PROBLEM STATEMENT =>
Go through the data below and gather each line containing "page".

....................

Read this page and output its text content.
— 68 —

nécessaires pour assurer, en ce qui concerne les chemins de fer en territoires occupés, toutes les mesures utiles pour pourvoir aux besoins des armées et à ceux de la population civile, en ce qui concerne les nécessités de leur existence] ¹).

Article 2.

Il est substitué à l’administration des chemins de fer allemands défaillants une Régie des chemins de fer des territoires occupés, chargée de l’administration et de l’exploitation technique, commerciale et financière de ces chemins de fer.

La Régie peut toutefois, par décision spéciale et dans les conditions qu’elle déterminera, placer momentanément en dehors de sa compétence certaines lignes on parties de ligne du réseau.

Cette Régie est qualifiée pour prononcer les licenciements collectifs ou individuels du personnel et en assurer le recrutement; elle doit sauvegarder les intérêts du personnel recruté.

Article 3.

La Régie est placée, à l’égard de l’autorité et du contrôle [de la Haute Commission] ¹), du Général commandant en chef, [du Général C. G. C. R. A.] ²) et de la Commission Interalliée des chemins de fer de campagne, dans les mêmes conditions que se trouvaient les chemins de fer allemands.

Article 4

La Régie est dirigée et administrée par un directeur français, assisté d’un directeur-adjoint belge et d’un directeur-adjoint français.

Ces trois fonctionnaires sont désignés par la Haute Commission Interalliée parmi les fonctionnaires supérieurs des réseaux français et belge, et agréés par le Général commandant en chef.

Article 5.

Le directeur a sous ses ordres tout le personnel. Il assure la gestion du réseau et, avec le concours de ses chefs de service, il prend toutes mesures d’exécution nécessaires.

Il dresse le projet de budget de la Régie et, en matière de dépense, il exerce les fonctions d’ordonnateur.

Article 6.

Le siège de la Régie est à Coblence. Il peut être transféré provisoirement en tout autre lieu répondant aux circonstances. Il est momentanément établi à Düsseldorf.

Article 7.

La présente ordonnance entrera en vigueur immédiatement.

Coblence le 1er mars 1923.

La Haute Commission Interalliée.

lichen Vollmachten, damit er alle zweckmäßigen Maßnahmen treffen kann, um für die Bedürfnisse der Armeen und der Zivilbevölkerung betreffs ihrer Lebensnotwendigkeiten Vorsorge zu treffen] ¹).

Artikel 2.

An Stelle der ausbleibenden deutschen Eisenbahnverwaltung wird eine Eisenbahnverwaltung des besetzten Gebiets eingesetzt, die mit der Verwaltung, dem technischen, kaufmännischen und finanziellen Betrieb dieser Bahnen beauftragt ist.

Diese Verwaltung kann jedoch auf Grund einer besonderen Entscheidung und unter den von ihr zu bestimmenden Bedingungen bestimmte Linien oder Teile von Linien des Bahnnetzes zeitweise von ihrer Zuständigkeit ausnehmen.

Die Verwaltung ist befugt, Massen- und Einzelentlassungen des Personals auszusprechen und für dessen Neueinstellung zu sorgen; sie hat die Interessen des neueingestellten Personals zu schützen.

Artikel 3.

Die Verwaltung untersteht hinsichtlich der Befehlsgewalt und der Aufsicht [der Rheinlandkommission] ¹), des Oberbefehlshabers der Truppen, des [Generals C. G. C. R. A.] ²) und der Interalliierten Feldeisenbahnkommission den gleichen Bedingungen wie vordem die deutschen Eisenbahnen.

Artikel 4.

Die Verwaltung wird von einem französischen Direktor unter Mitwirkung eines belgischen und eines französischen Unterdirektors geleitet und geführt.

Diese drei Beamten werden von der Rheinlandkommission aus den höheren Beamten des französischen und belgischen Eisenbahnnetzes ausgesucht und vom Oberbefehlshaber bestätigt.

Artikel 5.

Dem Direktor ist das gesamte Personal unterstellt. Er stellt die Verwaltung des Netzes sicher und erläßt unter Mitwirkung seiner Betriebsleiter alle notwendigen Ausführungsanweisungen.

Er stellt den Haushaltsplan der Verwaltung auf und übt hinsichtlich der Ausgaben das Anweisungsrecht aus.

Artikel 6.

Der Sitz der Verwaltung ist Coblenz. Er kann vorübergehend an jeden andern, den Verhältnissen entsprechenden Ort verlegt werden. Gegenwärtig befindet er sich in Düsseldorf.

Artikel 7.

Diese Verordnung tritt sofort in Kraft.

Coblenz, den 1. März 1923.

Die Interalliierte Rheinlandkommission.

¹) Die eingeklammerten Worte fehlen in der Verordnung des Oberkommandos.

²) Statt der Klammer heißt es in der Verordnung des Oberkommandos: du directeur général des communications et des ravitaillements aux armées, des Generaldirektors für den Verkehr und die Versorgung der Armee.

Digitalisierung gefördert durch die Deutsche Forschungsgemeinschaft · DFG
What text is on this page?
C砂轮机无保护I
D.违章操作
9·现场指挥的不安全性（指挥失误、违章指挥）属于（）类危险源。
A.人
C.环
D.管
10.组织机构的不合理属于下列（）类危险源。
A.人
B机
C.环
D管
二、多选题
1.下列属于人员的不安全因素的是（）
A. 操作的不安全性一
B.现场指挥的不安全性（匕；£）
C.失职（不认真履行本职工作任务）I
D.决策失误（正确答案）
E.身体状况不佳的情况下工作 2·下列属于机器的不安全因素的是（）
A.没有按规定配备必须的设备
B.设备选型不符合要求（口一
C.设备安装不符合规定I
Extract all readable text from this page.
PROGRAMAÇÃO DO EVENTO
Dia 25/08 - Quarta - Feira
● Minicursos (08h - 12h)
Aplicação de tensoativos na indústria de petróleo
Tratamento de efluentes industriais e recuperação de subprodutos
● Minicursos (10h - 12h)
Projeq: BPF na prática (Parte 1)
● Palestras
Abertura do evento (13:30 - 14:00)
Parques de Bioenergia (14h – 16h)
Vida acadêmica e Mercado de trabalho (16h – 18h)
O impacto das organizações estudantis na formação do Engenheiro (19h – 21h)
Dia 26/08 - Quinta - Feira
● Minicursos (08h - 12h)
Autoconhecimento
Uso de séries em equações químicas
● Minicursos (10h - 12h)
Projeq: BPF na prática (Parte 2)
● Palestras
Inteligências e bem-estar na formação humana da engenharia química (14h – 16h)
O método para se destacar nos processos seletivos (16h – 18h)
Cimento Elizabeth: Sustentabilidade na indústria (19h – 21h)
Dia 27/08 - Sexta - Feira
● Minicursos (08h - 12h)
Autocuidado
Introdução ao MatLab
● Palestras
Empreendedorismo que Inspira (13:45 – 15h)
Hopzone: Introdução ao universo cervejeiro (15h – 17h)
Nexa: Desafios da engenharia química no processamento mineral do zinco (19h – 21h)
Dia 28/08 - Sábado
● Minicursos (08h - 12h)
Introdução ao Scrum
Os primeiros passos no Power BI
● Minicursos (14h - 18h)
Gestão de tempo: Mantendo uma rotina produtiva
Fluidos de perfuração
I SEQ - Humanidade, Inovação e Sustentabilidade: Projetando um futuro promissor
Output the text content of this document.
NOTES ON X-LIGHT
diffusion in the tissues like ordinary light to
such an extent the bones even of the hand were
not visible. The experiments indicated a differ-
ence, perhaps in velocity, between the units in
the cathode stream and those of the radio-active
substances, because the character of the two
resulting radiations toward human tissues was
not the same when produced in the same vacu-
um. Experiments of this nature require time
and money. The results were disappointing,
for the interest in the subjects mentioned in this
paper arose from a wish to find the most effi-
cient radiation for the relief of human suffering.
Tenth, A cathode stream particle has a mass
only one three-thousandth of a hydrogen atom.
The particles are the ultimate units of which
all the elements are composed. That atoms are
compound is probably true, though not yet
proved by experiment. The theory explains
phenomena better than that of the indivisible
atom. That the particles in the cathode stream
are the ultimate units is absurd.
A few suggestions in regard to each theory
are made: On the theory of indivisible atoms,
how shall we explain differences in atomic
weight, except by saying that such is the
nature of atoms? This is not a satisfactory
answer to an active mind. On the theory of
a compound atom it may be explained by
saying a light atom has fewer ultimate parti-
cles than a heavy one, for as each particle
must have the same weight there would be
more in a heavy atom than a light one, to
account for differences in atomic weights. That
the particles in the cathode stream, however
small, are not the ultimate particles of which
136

....................

FULL SOLUTION =>
Read this page and output its text content.
What text is on this page?
Extract all readable text from this page.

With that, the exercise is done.